◆ DESCRIPTION OF THE TASK:
Please pull out every line that includes the string "size".

== INPUT

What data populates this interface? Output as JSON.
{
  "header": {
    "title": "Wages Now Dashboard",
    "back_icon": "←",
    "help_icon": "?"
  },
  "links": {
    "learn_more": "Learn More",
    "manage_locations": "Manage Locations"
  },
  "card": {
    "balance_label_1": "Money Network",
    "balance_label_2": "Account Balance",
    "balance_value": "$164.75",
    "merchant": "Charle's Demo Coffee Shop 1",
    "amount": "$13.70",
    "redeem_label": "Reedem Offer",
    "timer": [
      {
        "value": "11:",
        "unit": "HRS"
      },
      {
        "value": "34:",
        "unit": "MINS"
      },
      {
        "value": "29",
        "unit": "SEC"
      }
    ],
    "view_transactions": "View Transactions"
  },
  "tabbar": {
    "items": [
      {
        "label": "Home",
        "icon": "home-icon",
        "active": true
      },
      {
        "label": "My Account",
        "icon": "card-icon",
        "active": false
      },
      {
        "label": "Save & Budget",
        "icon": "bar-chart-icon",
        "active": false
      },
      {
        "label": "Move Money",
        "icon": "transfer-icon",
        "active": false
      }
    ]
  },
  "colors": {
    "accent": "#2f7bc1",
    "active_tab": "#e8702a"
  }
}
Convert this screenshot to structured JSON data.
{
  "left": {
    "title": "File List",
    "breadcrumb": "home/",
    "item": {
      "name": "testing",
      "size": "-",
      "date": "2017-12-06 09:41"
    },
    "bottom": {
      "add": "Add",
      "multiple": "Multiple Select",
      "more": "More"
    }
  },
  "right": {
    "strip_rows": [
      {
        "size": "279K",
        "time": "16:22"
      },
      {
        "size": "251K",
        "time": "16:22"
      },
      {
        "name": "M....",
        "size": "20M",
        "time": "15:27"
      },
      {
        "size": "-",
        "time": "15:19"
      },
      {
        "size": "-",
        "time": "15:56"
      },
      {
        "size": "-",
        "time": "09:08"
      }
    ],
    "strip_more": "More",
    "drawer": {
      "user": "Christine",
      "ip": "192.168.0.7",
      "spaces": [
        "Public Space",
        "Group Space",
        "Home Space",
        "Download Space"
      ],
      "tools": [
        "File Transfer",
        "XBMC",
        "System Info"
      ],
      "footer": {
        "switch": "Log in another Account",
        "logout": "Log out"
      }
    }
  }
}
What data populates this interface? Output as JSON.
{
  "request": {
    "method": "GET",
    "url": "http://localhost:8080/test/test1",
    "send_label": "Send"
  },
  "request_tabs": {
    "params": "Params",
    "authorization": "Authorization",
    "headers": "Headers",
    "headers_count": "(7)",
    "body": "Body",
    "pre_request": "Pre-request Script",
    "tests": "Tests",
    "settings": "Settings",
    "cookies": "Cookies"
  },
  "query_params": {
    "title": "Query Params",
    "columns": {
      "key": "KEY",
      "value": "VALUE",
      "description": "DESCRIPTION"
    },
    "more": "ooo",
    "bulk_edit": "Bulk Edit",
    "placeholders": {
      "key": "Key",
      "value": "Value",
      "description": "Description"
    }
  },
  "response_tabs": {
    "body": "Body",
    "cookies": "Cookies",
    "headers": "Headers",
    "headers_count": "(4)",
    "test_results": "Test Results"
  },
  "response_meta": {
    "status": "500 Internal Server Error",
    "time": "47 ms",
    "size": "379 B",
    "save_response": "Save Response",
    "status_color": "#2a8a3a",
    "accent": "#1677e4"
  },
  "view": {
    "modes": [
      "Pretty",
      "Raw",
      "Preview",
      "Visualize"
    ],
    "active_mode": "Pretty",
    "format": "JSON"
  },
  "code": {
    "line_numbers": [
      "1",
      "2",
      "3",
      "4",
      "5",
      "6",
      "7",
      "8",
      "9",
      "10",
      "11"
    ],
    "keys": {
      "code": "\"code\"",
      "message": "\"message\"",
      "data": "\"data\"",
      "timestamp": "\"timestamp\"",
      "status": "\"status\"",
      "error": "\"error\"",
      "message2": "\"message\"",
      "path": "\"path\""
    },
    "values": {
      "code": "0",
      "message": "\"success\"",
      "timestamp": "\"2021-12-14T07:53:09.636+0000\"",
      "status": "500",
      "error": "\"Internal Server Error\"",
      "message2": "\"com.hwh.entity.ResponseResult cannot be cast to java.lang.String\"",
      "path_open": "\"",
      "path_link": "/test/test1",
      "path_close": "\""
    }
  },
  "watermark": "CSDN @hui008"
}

====

◆ COMPLETE RESPONSE:
      "size": "-",
        "size": "279K",
        "size": "251K",
        "size": "20M",
        "size": "-",
        "size": "-",
        "size": "-",
    "size": "379 B",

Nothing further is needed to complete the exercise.